### Entries
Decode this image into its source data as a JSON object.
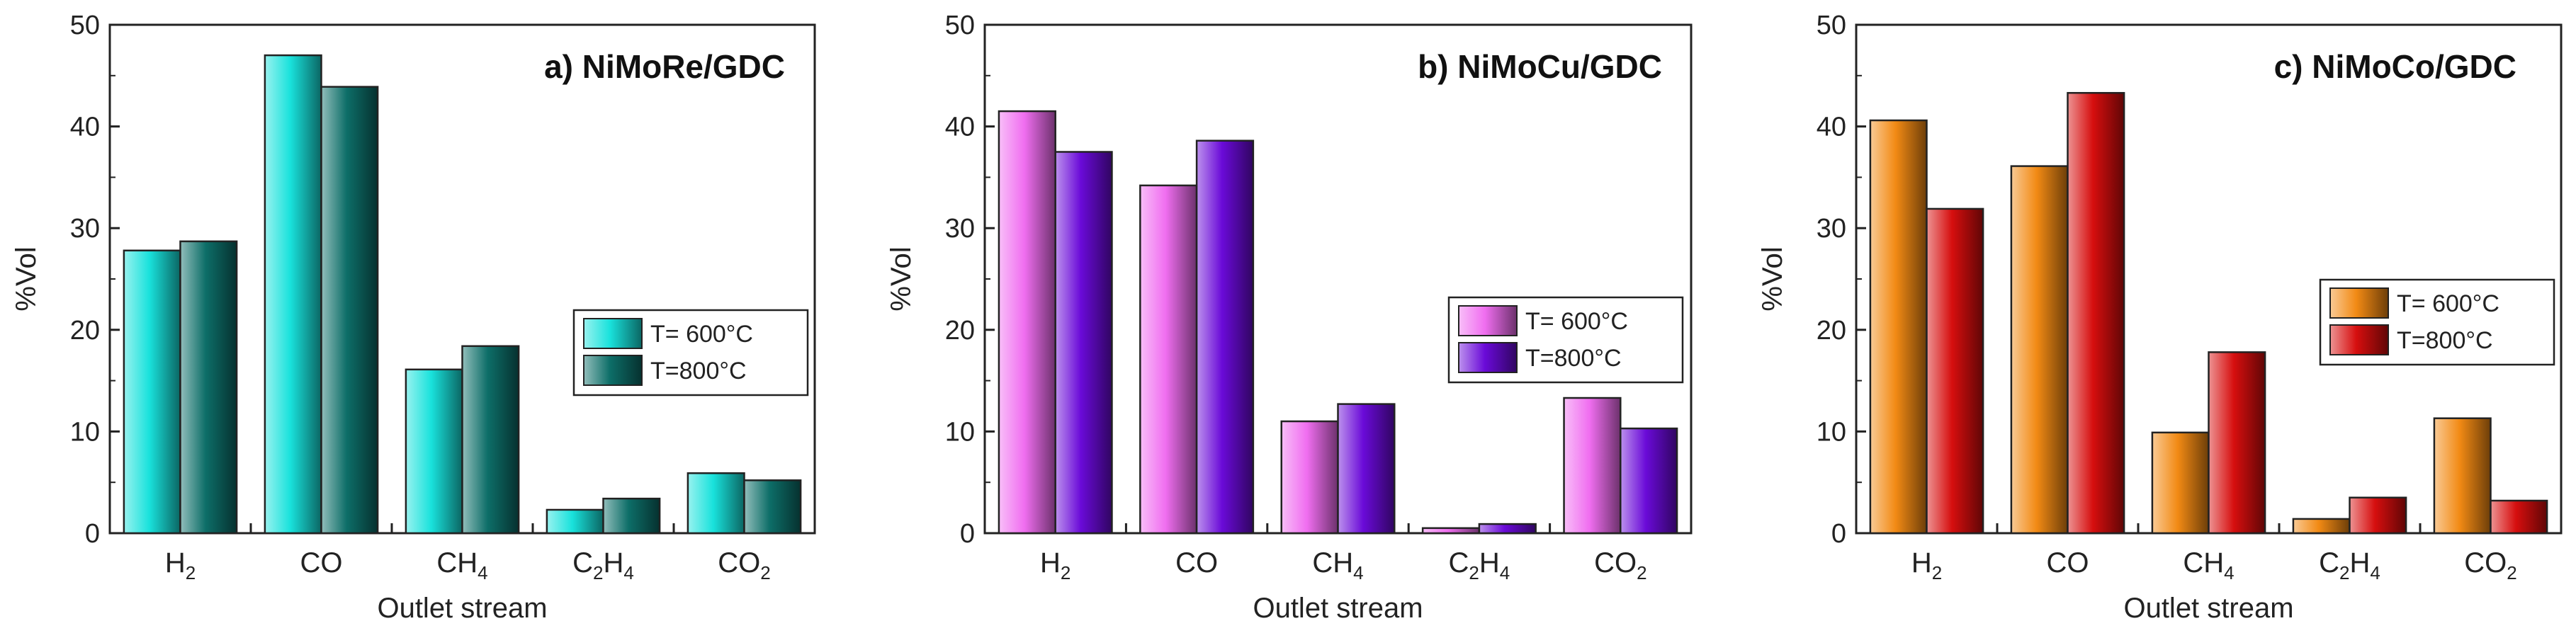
{
  "chart_data": [
    {
      "type": "bar",
      "title": "a) NiMoRe/GDC",
      "xlabel": "Outlet stream",
      "ylabel": "%Vol",
      "ylim": [
        0,
        50
      ],
      "yticks": [
        0,
        10,
        20,
        30,
        40,
        50
      ],
      "categories": [
        {
          "main": "H",
          "sub": "2"
        },
        {
          "main": "CO",
          "sub": ""
        },
        {
          "main": "CH",
          "sub": "4"
        },
        {
          "main": "C",
          "sub": "2",
          "main2": "H",
          "sub2": "4"
        },
        {
          "main": "CO",
          "sub": "2"
        }
      ],
      "series": [
        {
          "name": "T= 600°C",
          "color": "#19e2dc",
          "values": [
            27.8,
            47.0,
            16.1,
            2.3,
            5.9
          ]
        },
        {
          "name": "T=800°C",
          "color": "#0d6e68",
          "values": [
            28.7,
            43.9,
            18.4,
            3.4,
            5.2
          ]
        }
      ],
      "legend": "center-right"
    },
    {
      "type": "bar",
      "title": "b) NiMoCu/GDC",
      "xlabel": "Outlet stream",
      "ylabel": "%Vol",
      "ylim": [
        0,
        50
      ],
      "yticks": [
        0,
        10,
        20,
        30,
        40,
        50
      ],
      "categories": [
        {
          "main": "H",
          "sub": "2"
        },
        {
          "main": "CO",
          "sub": ""
        },
        {
          "main": "CH",
          "sub": "4"
        },
        {
          "main": "C",
          "sub": "2",
          "main2": "H",
          "sub2": "4"
        },
        {
          "main": "CO",
          "sub": "2"
        }
      ],
      "series": [
        {
          "name": "T= 600°C",
          "color": "#f06ef0",
          "values": [
            41.5,
            34.2,
            11.0,
            0.5,
            13.3
          ]
        },
        {
          "name": "T=800°C",
          "color": "#6a0ad8",
          "values": [
            37.5,
            38.6,
            12.7,
            0.9,
            10.3
          ]
        }
      ],
      "legend": "center-right"
    },
    {
      "type": "bar",
      "title": "c) NiMoCo/GDC",
      "xlabel": "Outlet stream",
      "ylabel": "%Vol",
      "ylim": [
        0,
        50
      ],
      "yticks": [
        0,
        10,
        20,
        30,
        40,
        50
      ],
      "categories": [
        {
          "main": "H",
          "sub": "2"
        },
        {
          "main": "CO",
          "sub": ""
        },
        {
          "main": "CH",
          "sub": "4"
        },
        {
          "main": "C",
          "sub": "2",
          "main2": "H",
          "sub2": "4"
        },
        {
          "main": "CO",
          "sub": "2"
        }
      ],
      "series": [
        {
          "name": "T= 600°C",
          "color": "#f28a14",
          "values": [
            40.6,
            36.1,
            9.9,
            1.4,
            11.3
          ]
        },
        {
          "name": "T=800°C",
          "color": "#d60e0e",
          "values": [
            31.9,
            43.3,
            17.8,
            3.5,
            3.2
          ]
        }
      ],
      "legend": "center-right"
    }
  ]
}
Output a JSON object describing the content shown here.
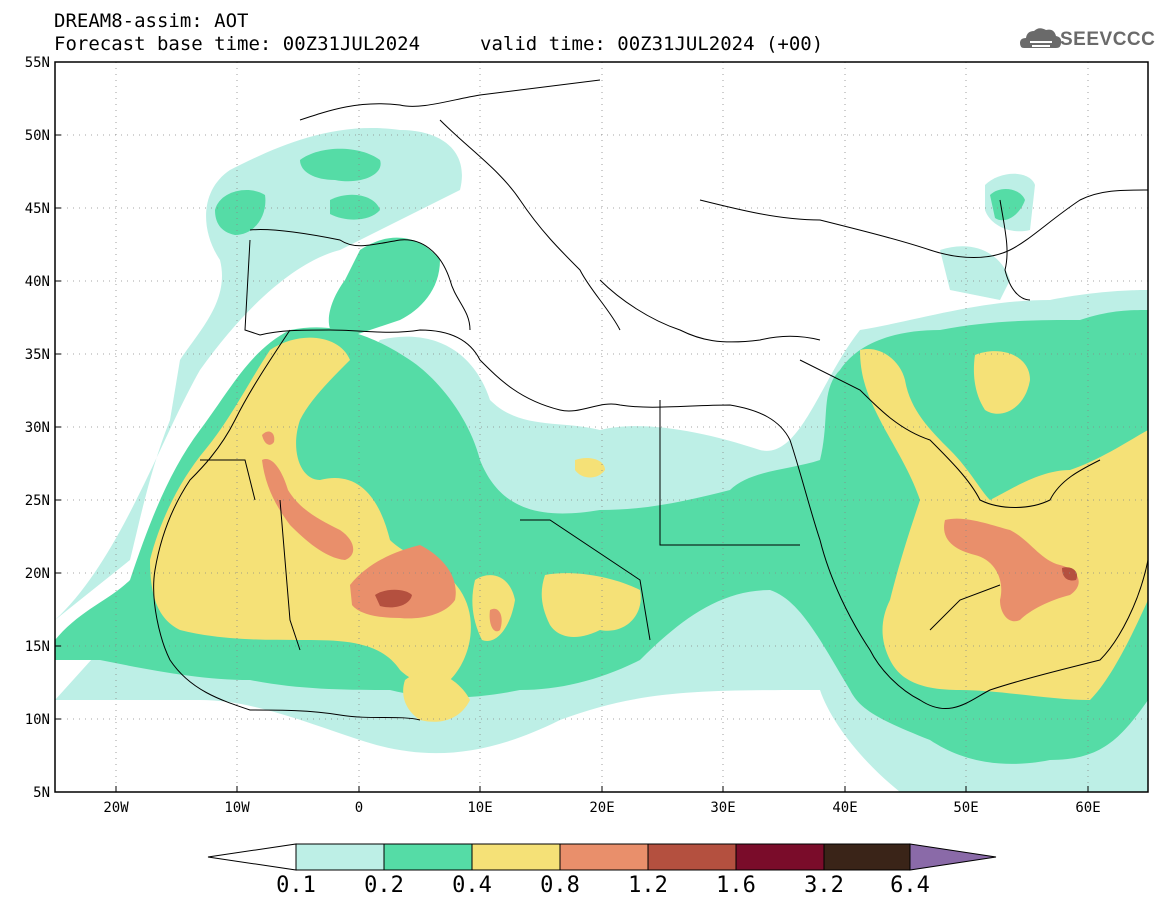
{
  "header": {
    "line1": "DREAM8-assim: AOT",
    "line2": "Forecast base time: 00Z31JUL2024",
    "valid": "valid time: 00Z31JUL2024 (+00)"
  },
  "logo": {
    "text": "SEEVCCC",
    "icon": "cloud-icon"
  },
  "map": {
    "lat_labels": [
      "55N",
      "50N",
      "45N",
      "40N",
      "35N",
      "30N",
      "25N",
      "20N",
      "15N",
      "10N",
      "5N"
    ],
    "lon_labels": [
      "20W",
      "10W",
      "0",
      "10E",
      "20E",
      "30E",
      "40E",
      "50E",
      "60E"
    ],
    "grid": true
  },
  "colorbar": {
    "levels": [
      "0.1",
      "0.2",
      "0.4",
      "0.8",
      "1.2",
      "1.6",
      "3.2",
      "6.4"
    ],
    "colors": [
      "#ffffff",
      "#bdefe6",
      "#55dca6",
      "#f5e177",
      "#e98f6b",
      "#b4503f",
      "#7a0c2a",
      "#3a2418",
      "#8a6aa8"
    ]
  }
}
######
Written exercise - Copy every line of the records above that holds the word "title".

Result -
      "title": "a) NiMoRe/GDC",
      "title": "b) NiMoCu/GDC",
      "title": "c) NiMoCo/GDC",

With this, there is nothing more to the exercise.